▶ [TASK STATEMENT]: Look for the string "rgba" and copy every line that has it.

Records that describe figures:
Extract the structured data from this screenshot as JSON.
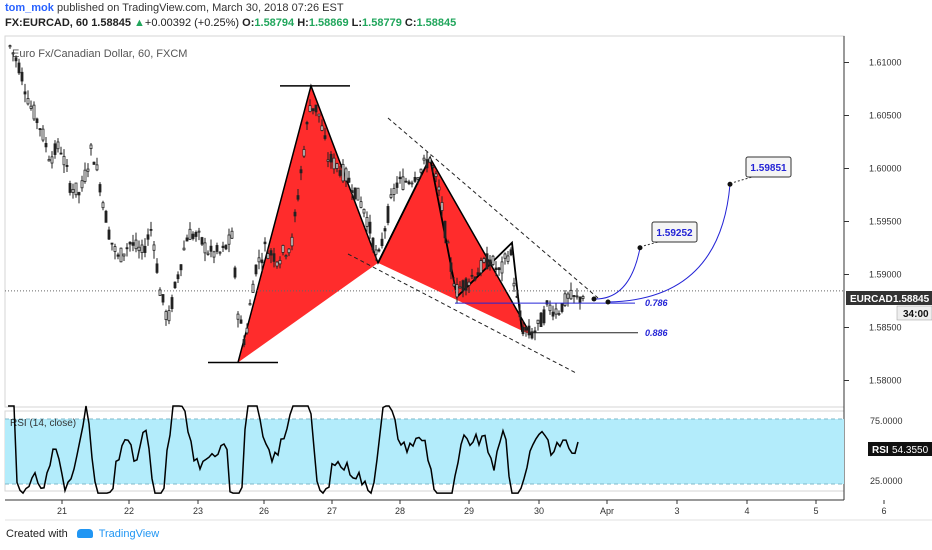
{
  "header": {
    "user": "tom_mok",
    "published": "published on TradingView.com, March 30, 2018 07:26 EST",
    "symbol": "FX:EURCAD, 60",
    "last": "1.58845",
    "change_arrow": "▲",
    "change": "+0.00392 (+0.25%)",
    "open_label": "O:",
    "open": "1.58794",
    "high_label": "H:",
    "high": "1.58869",
    "low_label": "L:",
    "low": "1.58779",
    "close_label": "C:",
    "close": "1.58845"
  },
  "chart_data": {
    "type": "candlestick",
    "title": "Euro Fx/Canadian Dollar, 60, FXCM",
    "y_ticks": [
      1.61,
      1.605,
      1.6,
      1.595,
      1.59,
      1.585,
      1.58
    ],
    "y_tick_labels": [
      "1.61000",
      "1.60500",
      "1.60000",
      "1.59500",
      "1.59000",
      "1.58500",
      "1.58000"
    ],
    "ylim": [
      1.5775,
      1.6125
    ],
    "x_tick_labels": [
      "21",
      "22",
      "23",
      "26",
      "27",
      "28",
      "29",
      "30",
      "Apr",
      "3",
      "4",
      "5",
      "6"
    ],
    "current_price": 1.58845,
    "price_tag_label": "EURCAD",
    "price_tag_value": "1.58845",
    "countdown": "34:00",
    "pattern": {
      "type": "bearish-gartley",
      "X": 1.5817,
      "A": 1.6078,
      "B": 1.5911,
      "C": 1.601,
      "D": 1.5843
    },
    "fib_levels": [
      {
        "label": "0.786",
        "price": 1.5873
      },
      {
        "label": "0.886",
        "price": 1.5845
      }
    ],
    "targets": [
      {
        "label": "1.59252",
        "price": 1.59252
      },
      {
        "label": "1.59851",
        "price": 1.59851
      }
    ],
    "rsi": {
      "title": "RSI (14, close)",
      "tag_label": "RSI",
      "value": "54.3550",
      "y_tick_labels": [
        "75.0000",
        "25.0000"
      ],
      "upper": 75,
      "lower": 25
    }
  },
  "colors": {
    "pattern_fill": "#ff1a1a",
    "up_candle": "#555555",
    "rsi_band": "#b3ecfb",
    "projection": "#2424d6",
    "price_tag": "#333333"
  },
  "footer": {
    "created_with": "Created with",
    "brand": "TradingView"
  }
}
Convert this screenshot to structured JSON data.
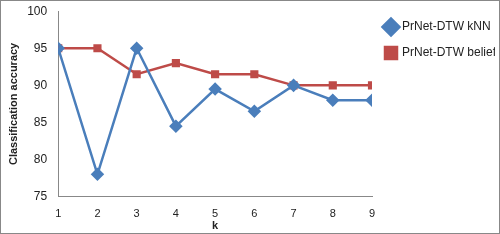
{
  "chart_data": {
    "type": "line",
    "categories": [
      "1",
      "2",
      "3",
      "4",
      "5",
      "6",
      "7",
      "8",
      "9"
    ],
    "series": [
      {
        "name": "PrNet-DTW kNN",
        "color": "#4a7ebb",
        "marker": "diamond",
        "line_style": "solid",
        "values": [
          95,
          78,
          95,
          84.5,
          89.5,
          86.5,
          90,
          88,
          88
        ]
      },
      {
        "name": "PrNet-DTW belief kNN",
        "color": "#be4b48",
        "marker": "square",
        "line_style": "solid",
        "values": [
          95,
          95,
          91.5,
          93,
          91.5,
          91.5,
          90,
          90,
          90
        ]
      }
    ],
    "x_label": "k",
    "y_label": "Classification accuracy",
    "ylim": [
      75,
      100
    ],
    "yticks": [
      75,
      80,
      85,
      90,
      95,
      100
    ],
    "grid": false,
    "legend": "right"
  }
}
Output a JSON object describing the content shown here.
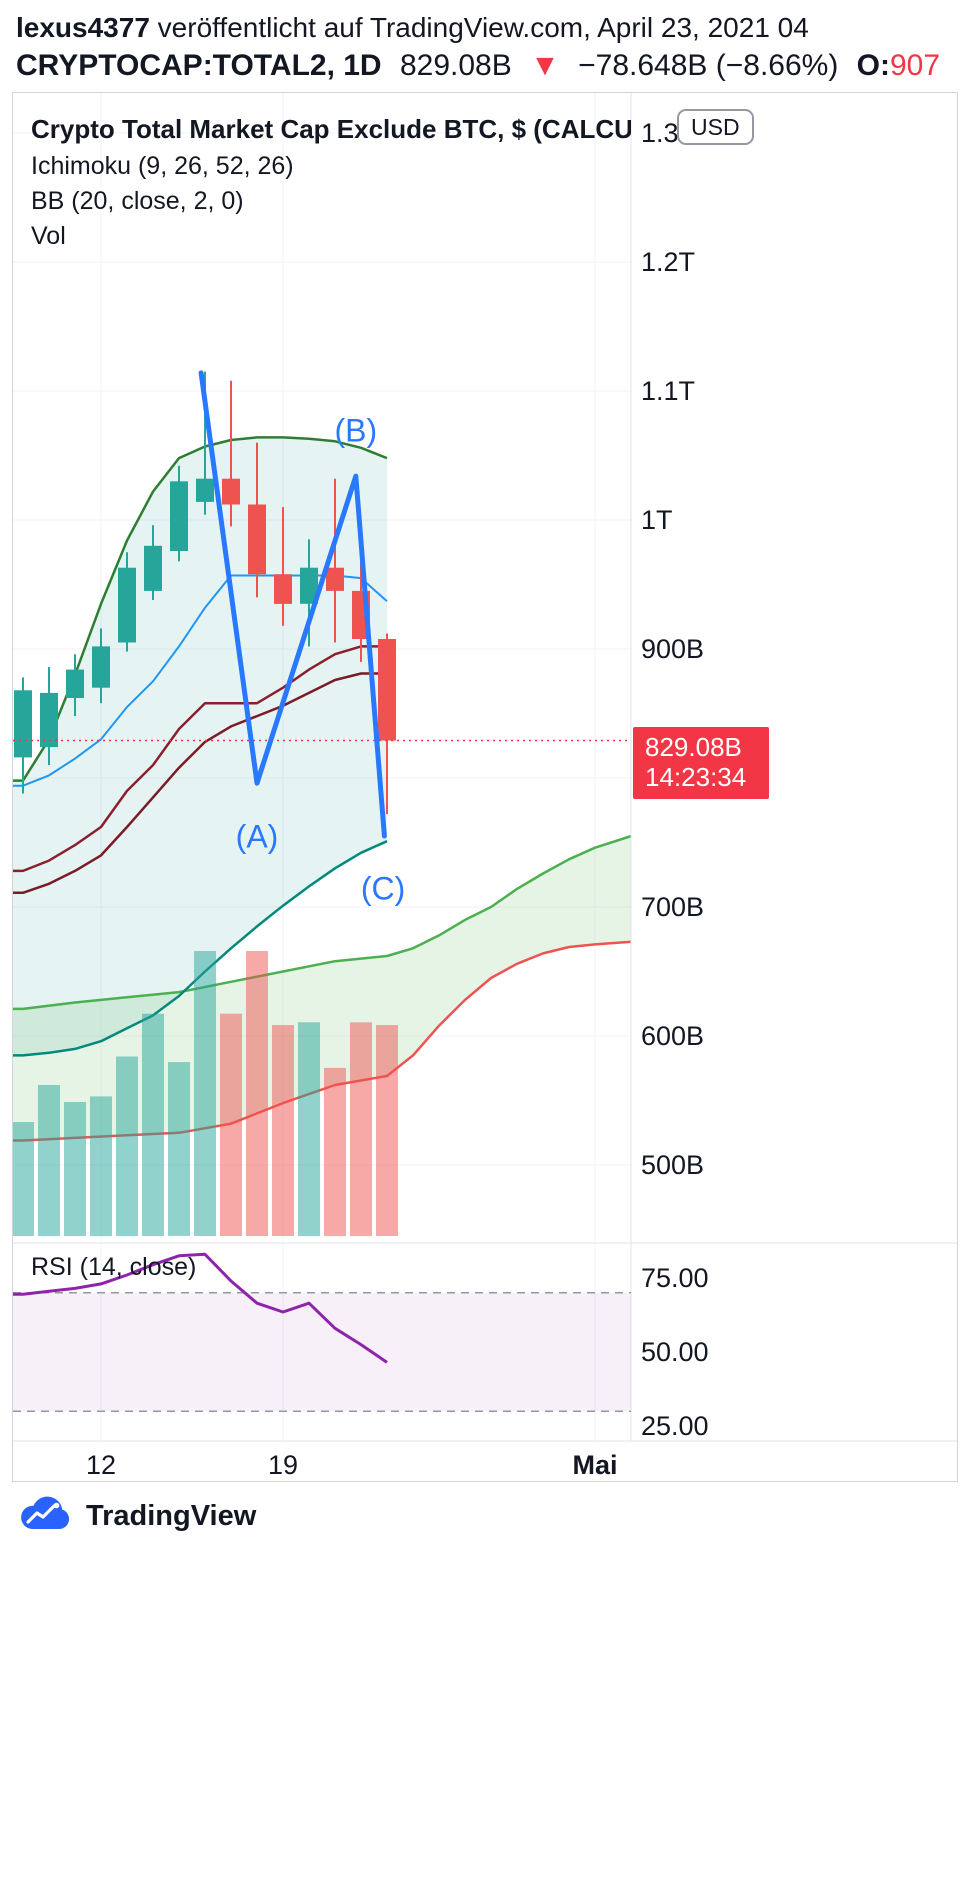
{
  "header": {
    "line1": {
      "username": "lexus4377",
      "rest": " veröffentlicht auf TradingView.com, April 23, 2021 04"
    },
    "line2": {
      "symbol": "CRYPTOCAP:TOTAL2, 1D",
      "price": "829.08B",
      "arrow": "▼",
      "change": "−78.648B (−8.66%)",
      "open_label": "O:",
      "open_value": "907"
    }
  },
  "legend": {
    "title": "Crypto Total Market Cap Exclude BTC, $ (CALCU",
    "ichimoku": "Ichimoku (9, 26, 52, 26)",
    "bb": "BB (20, close, 2, 0)",
    "vol": "Vol"
  },
  "usd_badge": "USD",
  "price_tag": {
    "value": "829.08B",
    "countdown": "14:23:34",
    "bg": "#F23645"
  },
  "rsi_label": "RSI (14, close)",
  "footer": {
    "brand": "TradingView"
  },
  "chart_data": {
    "type": "candlestick",
    "symbol": "CRYPTOCAP:TOTAL2",
    "interval": "1D",
    "unit": "USD billions",
    "title": "Crypto Total Market Cap Exclude BTC, $ (CALCU",
    "dates": [
      "2021-04-09",
      "2021-04-10",
      "2021-04-11",
      "2021-04-12",
      "2021-04-13",
      "2021-04-14",
      "2021-04-15",
      "2021-04-16",
      "2021-04-17",
      "2021-04-18",
      "2021-04-19",
      "2021-04-20",
      "2021-04-21",
      "2021-04-22",
      "2021-04-23"
    ],
    "candles": [
      [
        816,
        878,
        788,
        868
      ],
      [
        824,
        886,
        810,
        866
      ],
      [
        862,
        896,
        848,
        884
      ],
      [
        870,
        916,
        858,
        902
      ],
      [
        905,
        975,
        898,
        963
      ],
      [
        945,
        996,
        938,
        980
      ],
      [
        976,
        1042,
        968,
        1030
      ],
      [
        1014,
        1115,
        1004,
        1032
      ],
      [
        1032,
        1108,
        995,
        1012
      ],
      [
        1012,
        1060,
        940,
        958
      ],
      [
        958,
        1010,
        918,
        935
      ],
      [
        935,
        985,
        902,
        963
      ],
      [
        963,
        1032,
        905,
        945
      ],
      [
        945,
        970,
        890,
        907.73
      ],
      [
        907.73,
        912,
        772,
        829.08
      ]
    ],
    "colors": {
      "up": "#26A69A",
      "down": "#EF5350"
    },
    "last_price": 829.08,
    "price_line_color": "#F23645",
    "volume": {
      "scale": "relative (max = 100)",
      "values": [
        40,
        53,
        47,
        49,
        63,
        78,
        61,
        100,
        78,
        100,
        74,
        75,
        59,
        75,
        74
      ],
      "colors": {
        "up": "rgba(38,166,154,0.5)",
        "down": "rgba(239,83,80,0.5)"
      }
    },
    "price_axis": {
      "range_B": [
        440,
        1310
      ],
      "ticks": [
        {
          "label": "1.3T",
          "value": 1300
        },
        {
          "label": "1.2T",
          "value": 1200
        },
        {
          "label": "1.1T",
          "value": 1100
        },
        {
          "label": "1T",
          "value": 1000
        },
        {
          "label": "900B",
          "value": 900
        },
        {
          "label": "800B",
          "value": 800
        },
        {
          "label": "700B",
          "value": 700
        },
        {
          "label": "600B",
          "value": 600
        },
        {
          "label": "500B",
          "value": 500
        }
      ]
    },
    "time_axis": {
      "ticks": [
        {
          "label": "12",
          "index": 3,
          "bold": false
        },
        {
          "label": "19",
          "index": 10,
          "bold": false
        },
        {
          "label": "Mai",
          "index": 22,
          "bold": true
        }
      ]
    },
    "overlays": {
      "lines": [
        {
          "name": "kumo-future-top",
          "color": "#4CAF50",
          "width": 2.5,
          "points": [
            [
              0,
              621
            ],
            [
              2,
              626
            ],
            [
              4,
              630
            ],
            [
              6,
              634
            ],
            [
              8,
              642
            ],
            [
              10,
              650
            ],
            [
              12,
              658
            ],
            [
              14,
              662
            ],
            [
              15,
              668
            ],
            [
              16,
              678
            ],
            [
              17,
              690
            ],
            [
              18,
              700
            ],
            [
              19,
              714
            ],
            [
              20,
              726
            ],
            [
              21,
              737
            ],
            [
              22,
              746
            ],
            [
              23.4,
              755
            ]
          ]
        },
        {
          "name": "kumo-future-bottom",
          "color": "#EF5350",
          "width": 2.5,
          "points": [
            [
              0,
              519
            ],
            [
              2,
              521
            ],
            [
              4,
              523
            ],
            [
              6,
              525
            ],
            [
              8,
              532
            ],
            [
              10,
              548
            ],
            [
              12,
              562
            ],
            [
              14,
              569
            ],
            [
              15,
              585
            ],
            [
              16,
              608
            ],
            [
              17,
              628
            ],
            [
              18,
              645
            ],
            [
              19,
              656
            ],
            [
              20,
              664
            ],
            [
              21,
              669
            ],
            [
              22,
              671
            ],
            [
              23.4,
              673
            ]
          ]
        },
        {
          "name": "senkou-a-current",
          "color": "#2E7D32",
          "width": 2.5,
          "points": [
            [
              0,
              798
            ],
            [
              1,
              830
            ],
            [
              2,
              880
            ],
            [
              3,
              935
            ],
            [
              4,
              984
            ],
            [
              5,
              1022
            ],
            [
              6,
              1048
            ],
            [
              7,
              1057
            ],
            [
              8,
              1062
            ],
            [
              9,
              1064
            ],
            [
              10,
              1064
            ],
            [
              11,
              1063
            ],
            [
              12,
              1061
            ],
            [
              13,
              1056
            ],
            [
              14,
              1048
            ]
          ]
        },
        {
          "name": "senkou-b-current",
          "color": "#00897B",
          "width": 2.5,
          "points": [
            [
              0,
              585
            ],
            [
              1,
              587
            ],
            [
              2,
              590
            ],
            [
              3,
              596
            ],
            [
              4,
              606
            ],
            [
              5,
              616
            ],
            [
              6,
              631
            ],
            [
              7,
              650
            ],
            [
              8,
              668
            ],
            [
              9,
              685
            ],
            [
              10,
              701
            ],
            [
              11,
              716
            ],
            [
              12,
              730
            ],
            [
              13,
              742
            ],
            [
              14,
              751
            ]
          ]
        },
        {
          "name": "base-line",
          "color": "#8C1F2D",
          "width": 2.5,
          "points": [
            [
              0,
              728
            ],
            [
              1,
              736
            ],
            [
              2,
              748
            ],
            [
              3,
              762
            ],
            [
              4,
              790
            ],
            [
              5,
              810
            ],
            [
              6,
              838
            ],
            [
              7,
              858
            ],
            [
              8,
              858
            ],
            [
              9,
              858
            ],
            [
              10,
              870
            ],
            [
              11,
              884
            ],
            [
              12,
              896
            ],
            [
              13,
              902
            ],
            [
              14,
              902
            ]
          ]
        },
        {
          "name": "bb-basis",
          "color": "#7A1B28",
          "width": 2.5,
          "points": [
            [
              0,
              711
            ],
            [
              1,
              718
            ],
            [
              2,
              728
            ],
            [
              3,
              740
            ],
            [
              4,
              762
            ],
            [
              5,
              785
            ],
            [
              6,
              808
            ],
            [
              7,
              828
            ],
            [
              8,
              840
            ],
            [
              9,
              848
            ],
            [
              10,
              856
            ],
            [
              11,
              866
            ],
            [
              12,
              876
            ],
            [
              13,
              881
            ],
            [
              14,
              881
            ]
          ]
        },
        {
          "name": "conversion-line",
          "color": "#2196F3",
          "width": 2,
          "points": [
            [
              0,
              794
            ],
            [
              1,
              802
            ],
            [
              2,
              815
            ],
            [
              3,
              830
            ],
            [
              4,
              855
            ],
            [
              5,
              875
            ],
            [
              6,
              902
            ],
            [
              7,
              932
            ],
            [
              8,
              957
            ],
            [
              9,
              957
            ],
            [
              10,
              957
            ],
            [
              11,
              957
            ],
            [
              12,
              957
            ],
            [
              13,
              955
            ],
            [
              14,
              937
            ]
          ]
        }
      ],
      "fills": [
        {
          "name": "kumo-current",
          "top": "senkou-a-current",
          "bottom": "senkou-b-current",
          "color": "rgba(38,166,154,0.12)"
        },
        {
          "name": "kumo-future",
          "top": "kumo-future-top",
          "bottom": "kumo-future-bottom",
          "color": "rgba(76,175,80,0.14)"
        }
      ]
    },
    "annotation": {
      "color": "#2979FF",
      "width": 5,
      "points": [
        [
          6.85,
          1114
        ],
        [
          9,
          796
        ],
        [
          12.8,
          1034
        ],
        [
          13.9,
          755
        ]
      ],
      "labels": [
        {
          "text": "(A)",
          "i": 9,
          "p": 746
        },
        {
          "text": "(B)",
          "i": 12.8,
          "p": 1061
        },
        {
          "text": "(C)",
          "i": 13.85,
          "p": 706
        }
      ]
    },
    "rsi": {
      "values": [
        69.5,
        70.5,
        71.5,
        73,
        76,
        79.5,
        82.5,
        83,
        74,
        66.5,
        63.5,
        66.5,
        58,
        52.5,
        46.5
      ],
      "color": "#8E24AA",
      "upper": 70,
      "lower": 30,
      "band_color": "rgba(142,36,170,0.07)",
      "ticks": [
        {
          "label": "75.00",
          "value": 75
        },
        {
          "label": "50.00",
          "value": 50
        },
        {
          "label": "25.00",
          "value": 25
        }
      ]
    }
  }
}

▶ [EXERCISE OUTPUT]:
        "up": "rgba(38,166,154,0.5)",
        "down": "rgba(239,83,80,0.5)"
          "color": "rgba(38,166,154,0.12)"
          "color": "rgba(76,175,80,0.14)"
      "band_color": "rgba(142,36,170,0.07)",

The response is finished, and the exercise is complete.